▸ **The problem**:
Rewrite the items below with "document-body" changed to "page-body" and everything else left as it is. Leave the pictures out of your answer.

Element boundary records:
* * * * * * *
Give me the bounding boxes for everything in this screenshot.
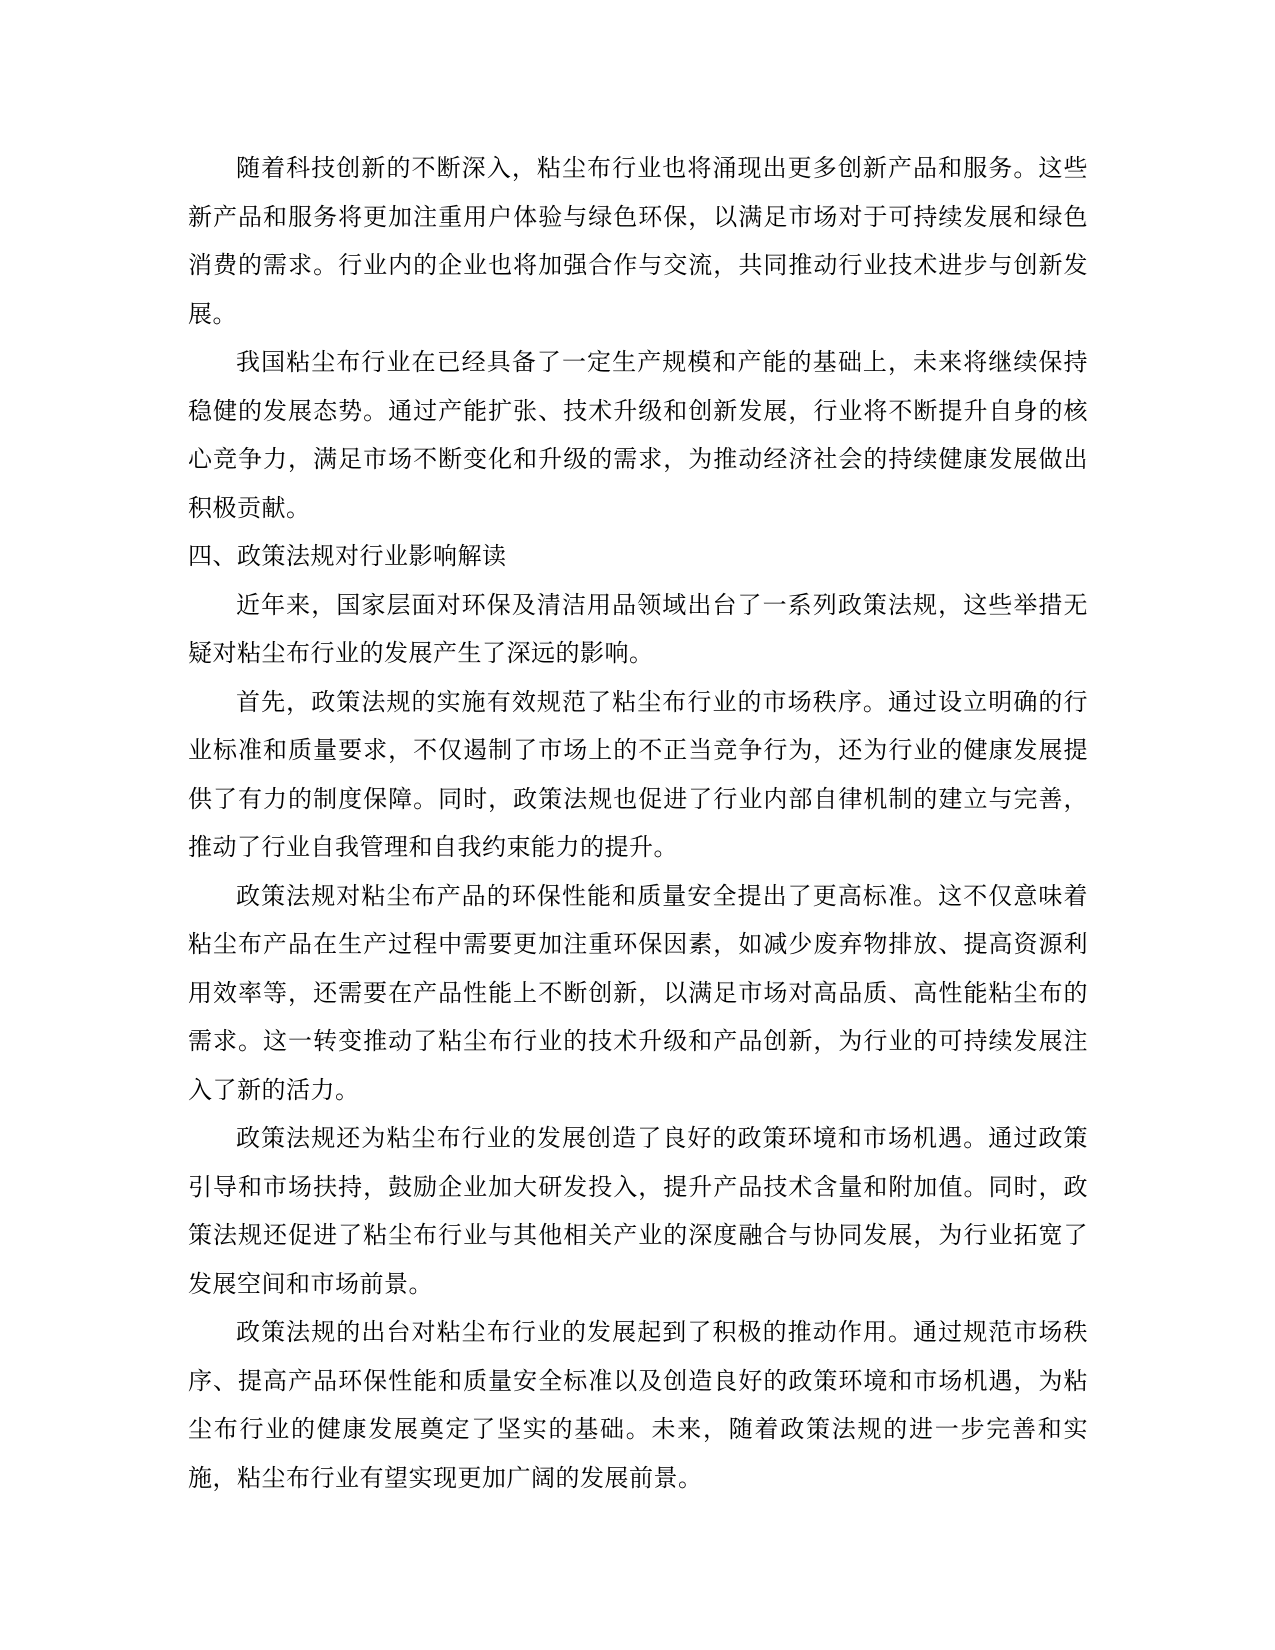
paragraph: 政策法规对粘尘布产品的环保性能和质量安全提出了更高标准。这不仅意味着粘尘布产品在生产过程中需要更加注重环保因素，如减少废弃物排放、提高资源利用效率等，还需要在产品性能上不断创新，以满足市场对高品质、高性能粘尘布的需求。这一转变推动了粘尘布行业的技术升级和产品创新，为行业的可持续发展注入了新的活力。 — [188, 883, 1088, 1104]
paragraph: 我国粘尘布行业在已经具备了一定生产规模和产能的基础上，未来将继续保持稳健的发展态势。通过产能扩张、技术升级和创新发展，行业将不断提升自身的核心竞争力，满足市场不断变化和升级的需求，为推动经济社会的持续健康发展做出积极贡献。 — [188, 350, 1088, 522]
paragraph: 近年来，国家层面对环保及清洁用品领域出台了一系列政策法规，这些举措无疑对粘尘布行业的发展产生了深远的影响。 — [188, 592, 1088, 667]
paragraph: 随着科技创新的不断深入，粘尘布行业也将涌现出更多创新产品和服务。这些新产品和服务将更加注重用户体验与绿色环保，以满足市场对于可持续发展和绿色消费的需求。行业内的企业也将加强合作与交流，共同推动行业技术进步与创新发展。 — [188, 156, 1088, 328]
paragraph: 首先，政策法规的实施有效规范了粘尘布行业的市场秩序。通过设立明确的行业标准和质量要求，不仅遏制了市场上的不正当竞争行为，还为行业的健康发展提供了有力的制度保障。同时，政策法规也促进了行业内部自律机制的建立与完善，推动了行业自我管理和自我约束能力的提升。 — [188, 689, 1088, 861]
document-body — [188, 145, 1088, 1503]
paragraph: 政策法规的出台对粘尘布行业的发展起到了积极的推动作用。通过规范市场秩序、提高产品环保性能和质量安全标准以及创造良好的政策环境和市场机遇，为粘尘布行业的健康发展奠定了坚实的基础。未来，随着政策法规的进一步完善和实施，粘尘布行业有望实现更加广阔的发展前景。 — [188, 1320, 1088, 1492]
paragraph: 政策法规还为粘尘布行业的发展创造了良好的政策环境和市场机遇。通过政策引导和市场扶持，鼓励企业加大研发投入，提升产品技术含量和附加值。同时，政策法规还促进了粘尘布行业与其他相关产业的深度融合与协同发展，为行业拓宽了发展空间和市场前景。 — [188, 1126, 1088, 1298]
section-heading: 四、政策法规对行业影响解读 — [188, 544, 507, 570]
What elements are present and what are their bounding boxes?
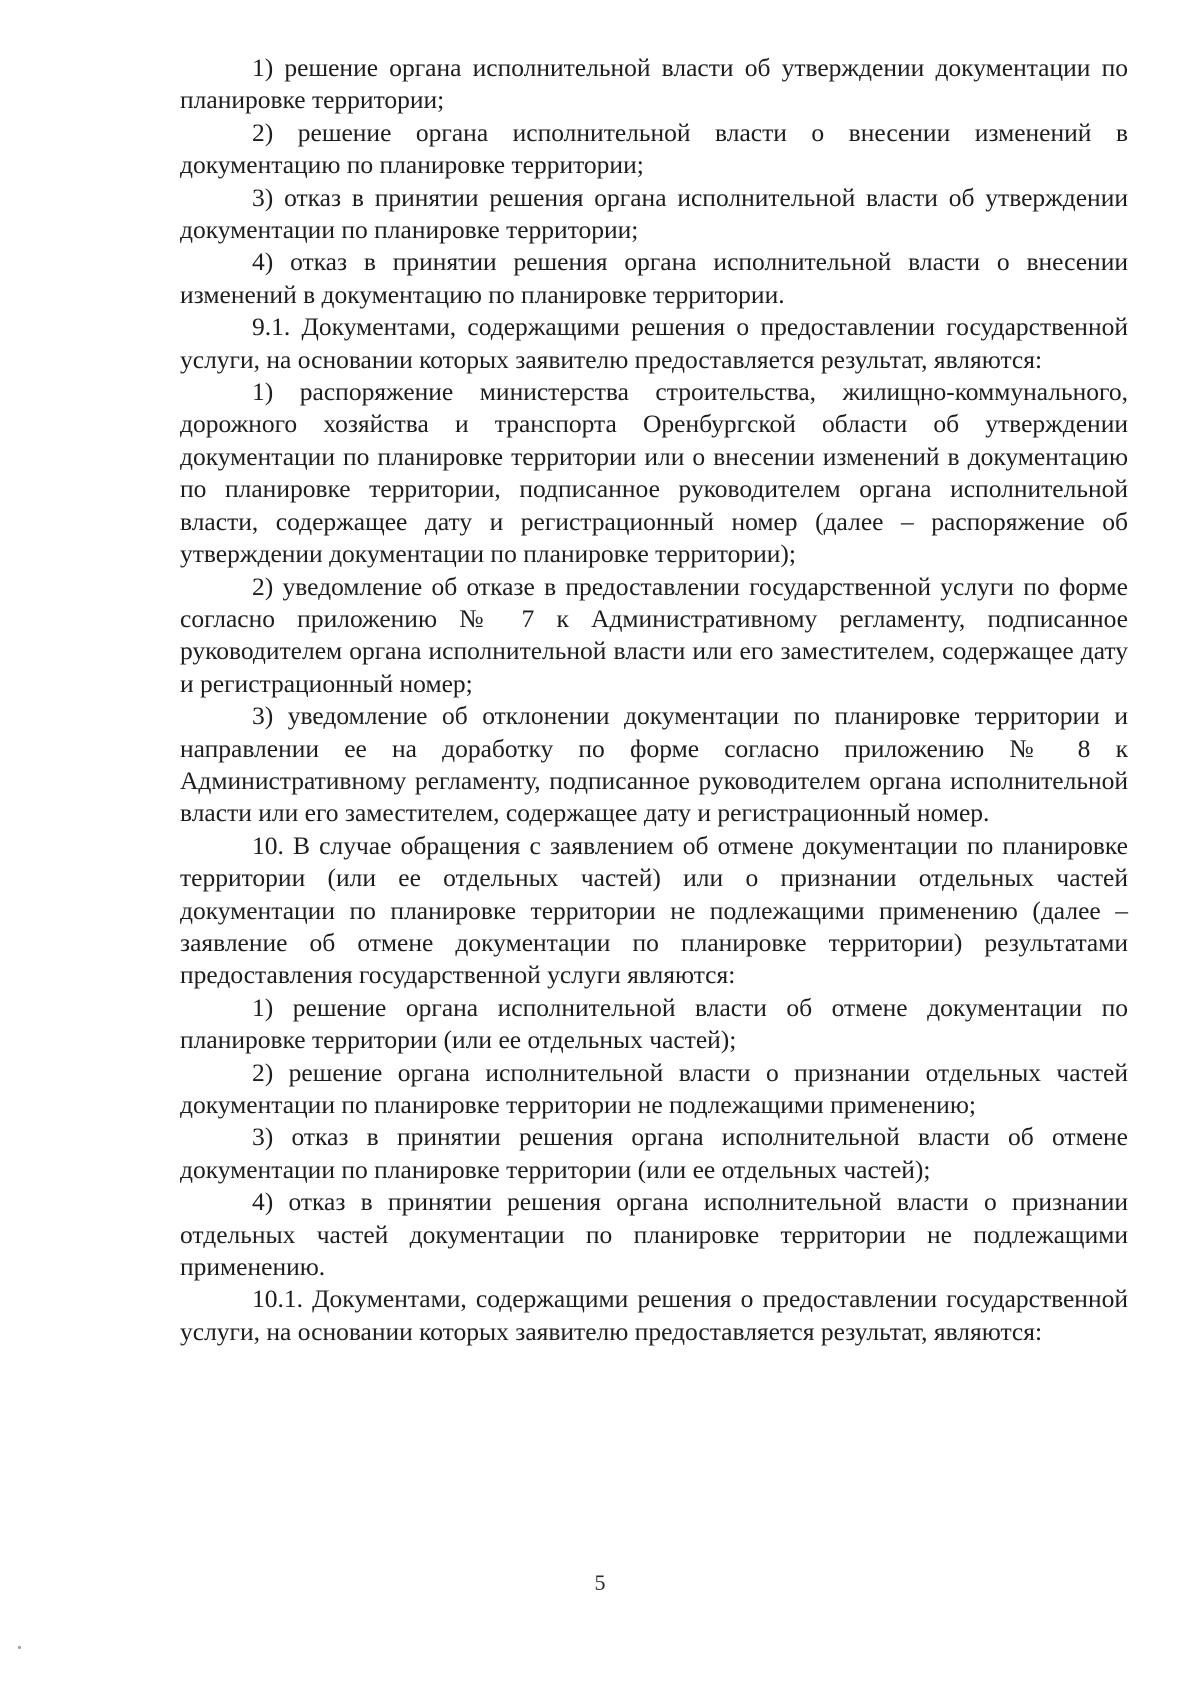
paragraph-item-1-approval: 1) решение органа исполнительной власти об утверждении документации по планировке территории; bbox=[180, 53, 1128, 115]
scan-artifact-dot bbox=[18, 1646, 21, 1649]
paragraph-9-1-item-3: 3) уведомление об отклонении документации по планировке территории и направлении ее на доработку по форме согласно приложению № 8 к Административному регламенту, подписанное руководителем органа исполнительной власти или его заместителем, содержащее дату и регистрационный номер. bbox=[180, 701, 1128, 828]
paragraph-10: 10. В случае обращения с заявлением об отмене документации по планировке территории (или ее отдельных частей) или о признании отдельных частей документации по планировке территории не подлежащими применению (далее – заявление об отмене документации по планировке территории) результатами предоставления государственной услуги являются: bbox=[180, 830, 1128, 990]
paragraph-9-1: 9.1. Документами, содержащими решения о предоставлении государственной услуги, на основании которых заявителю предоставляется результат, являются: bbox=[180, 312, 1128, 374]
paragraph-10-item-2: 2) решение органа исполнительной власти о признании отдельных частей документации по планировке территории не подлежащими применению; bbox=[180, 1057, 1128, 1119]
paragraph-10-item-4: 4) отказ в принятии решения органа исполнительной власти о признании отдельных частей документации по планировке территории не подлежащими применению. bbox=[180, 1187, 1128, 1282]
page-number: 5 bbox=[594, 1570, 606, 1595]
paragraph-10-item-1: 1) решение органа исполнительной власти об отмене документации по планировке территории (или ее отдельных частей); bbox=[180, 992, 1128, 1055]
paragraph-10-1: 10.1. Документами, содержащими решения о предоставлении государственной услуги, на основании которых заявителю предоставляется результат, являются: bbox=[180, 1284, 1128, 1346]
paragraph-9-1-item-2: 2) уведомление об отказе в предоставлении государственной услуги по форме согласно приложению № 7 к Административному регламенту, подписанное руководителем органа исполнительной власти или его заместителем, содержащее дату и регистрационный номер; bbox=[180, 571, 1128, 698]
paragraph-item-4-refusal-amendment: 4) отказ в принятии решения органа исполнительной власти о внесении изменений в документацию по планировке территории. bbox=[180, 247, 1128, 309]
document-body bbox=[180, 52, 1128, 1348]
paragraph-9-1-item-1: 1) распоряжение министерства строительства, жилищно-коммунального, дорожного хозяйства и транспорта Оренбургской области об утверждении документации по планировке территории или о внесении изменений в документацию по планировке территории, подписанное руководителем органа исполнительной власти, содержащее дату и регистрационный номер (далее – распоряжение об утверждении документации по планировке территории); bbox=[180, 377, 1128, 569]
paragraph-item-3-refusal-approval: 3) отказ в принятии решения органа исполнительной власти об утверждении документации по планировке территории; bbox=[180, 182, 1128, 245]
paragraph-10-item-3: 3) отказ в принятии решения органа исполнительной власти об отмене документации по планировке территории (или ее отдельных частей); bbox=[180, 1122, 1128, 1184]
paragraph-item-2-amendment: 2) решение органа исполнительной власти о внесении изменений в документацию по планировке территории; bbox=[180, 117, 1128, 180]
* * * * * * *
▸ **Answer to this problem**:
Give me the bounding boxes for everything in this screenshot.
paragraph: 政策法规对粘尘布产品的环保性能和质量安全提出了更高标准。这不仅意味着粘尘布产品在生产过程中需要更加注重环保因素，如减少废弃物排放、提高资源利用效率等，还需要在产品性能上不断创新，以满足市场对高品质、高性能粘尘布的需求。这一转变推动了粘尘布行业的技术升级和产品创新，为行业的可持续发展注入了新的活力。 — [188, 883, 1088, 1104]
paragraph: 我国粘尘布行业在已经具备了一定生产规模和产能的基础上，未来将继续保持稳健的发展态势。通过产能扩张、技术升级和创新发展，行业将不断提升自身的核心竞争力，满足市场不断变化和升级的需求，为推动经济社会的持续健康发展做出积极贡献。 — [188, 350, 1088, 522]
paragraph: 近年来，国家层面对环保及清洁用品领域出台了一系列政策法规，这些举措无疑对粘尘布行业的发展产生了深远的影响。 — [188, 592, 1088, 667]
paragraph: 随着科技创新的不断深入，粘尘布行业也将涌现出更多创新产品和服务。这些新产品和服务将更加注重用户体验与绿色环保，以满足市场对于可持续发展和绿色消费的需求。行业内的企业也将加强合作与交流，共同推动行业技术进步与创新发展。 — [188, 156, 1088, 328]
paragraph: 首先，政策法规的实施有效规范了粘尘布行业的市场秩序。通过设立明确的行业标准和质量要求，不仅遏制了市场上的不正当竞争行为，还为行业的健康发展提供了有力的制度保障。同时，政策法规也促进了行业内部自律机制的建立与完善，推动了行业自我管理和自我约束能力的提升。 — [188, 689, 1088, 861]
page-body — [188, 145, 1088, 1503]
paragraph: 政策法规的出台对粘尘布行业的发展起到了积极的推动作用。通过规范市场秩序、提高产品环保性能和质量安全标准以及创造良好的政策环境和市场机遇，为粘尘布行业的健康发展奠定了坚实的基础。未来，随着政策法规的进一步完善和实施，粘尘布行业有望实现更加广阔的发展前景。 — [188, 1320, 1088, 1492]
paragraph: 政策法规还为粘尘布行业的发展创造了良好的政策环境和市场机遇。通过政策引导和市场扶持，鼓励企业加大研发投入，提升产品技术含量和附加值。同时，政策法规还促进了粘尘布行业与其他相关产业的深度融合与协同发展，为行业拓宽了发展空间和市场前景。 — [188, 1126, 1088, 1298]
section-heading: 四、政策法规对行业影响解读 — [188, 544, 507, 570]
What elements are present and what are their bounding boxes?
paragraph-item-1-approval: 1) решение органа исполнительной власти об утверждении документации по планировке территории; bbox=[180, 53, 1128, 115]
scan-artifact-dot bbox=[18, 1646, 21, 1649]
paragraph-9-1-item-3: 3) уведомление об отклонении документации по планировке территории и направлении ее на доработку по форме согласно приложению № 8 к Административному регламенту, подписанное руководителем органа исполнительной власти или его заместителем, содержащее дату и регистрационный номер. bbox=[180, 701, 1128, 828]
paragraph-10: 10. В случае обращения с заявлением об отмене документации по планировке территории (или ее отдельных частей) или о признании отдельных частей документации по планировке территории не подлежащими применению (далее – заявление об отмене документации по планировке территории) результатами предоставления государственной услуги являются: bbox=[180, 830, 1128, 990]
paragraph-9-1: 9.1. Документами, содержащими решения о предоставлении государственной услуги, на основании которых заявителю предоставляется результат, являются: bbox=[180, 312, 1128, 374]
paragraph-10-item-2: 2) решение органа исполнительной власти о признании отдельных частей документации по планировке территории не подлежащими применению; bbox=[180, 1057, 1128, 1119]
paragraph-10-item-4: 4) отказ в принятии решения органа исполнительной власти о признании отдельных частей документации по планировке территории не подлежащими применению. bbox=[180, 1187, 1128, 1282]
page-number: 5 bbox=[594, 1570, 606, 1595]
paragraph-10-item-1: 1) решение органа исполнительной власти об отмене документации по планировке территории (или ее отдельных частей); bbox=[180, 992, 1128, 1055]
paragraph-10-1: 10.1. Документами, содержащими решения о предоставлении государственной услуги, на основании которых заявителю предоставляется результат, являются: bbox=[180, 1284, 1128, 1346]
paragraph-9-1-item-2: 2) уведомление об отказе в предоставлении государственной услуги по форме согласно приложению № 7 к Административному регламенту, подписанное руководителем органа исполнительной власти или его заместителем, содержащее дату и регистрационный номер; bbox=[180, 571, 1128, 698]
paragraph-item-4-refusal-amendment: 4) отказ в принятии решения органа исполнительной власти о внесении изменений в документацию по планировке территории. bbox=[180, 247, 1128, 309]
page-body bbox=[180, 52, 1128, 1348]
paragraph-9-1-item-1: 1) распоряжение министерства строительства, жилищно-коммунального, дорожного хозяйства и транспорта Оренбургской области об утверждении документации по планировке территории или о внесении изменений в документацию по планировке территории, подписанное руководителем органа исполнительной власти, содержащее дату и регистрационный номер (далее – распоряжение об утверждении документации по планировке территории); bbox=[180, 377, 1128, 569]
paragraph-item-3-refusal-approval: 3) отказ в принятии решения органа исполнительной власти об утверждении документации по планировке территории; bbox=[180, 182, 1128, 245]
paragraph-10-item-3: 3) отказ в принятии решения органа исполнительной власти об отмене документации по планировке территории (или ее отдельных частей); bbox=[180, 1122, 1128, 1184]
paragraph-item-2-amendment: 2) решение органа исполнительной власти о внесении изменений в документацию по планировке территории; bbox=[180, 117, 1128, 180]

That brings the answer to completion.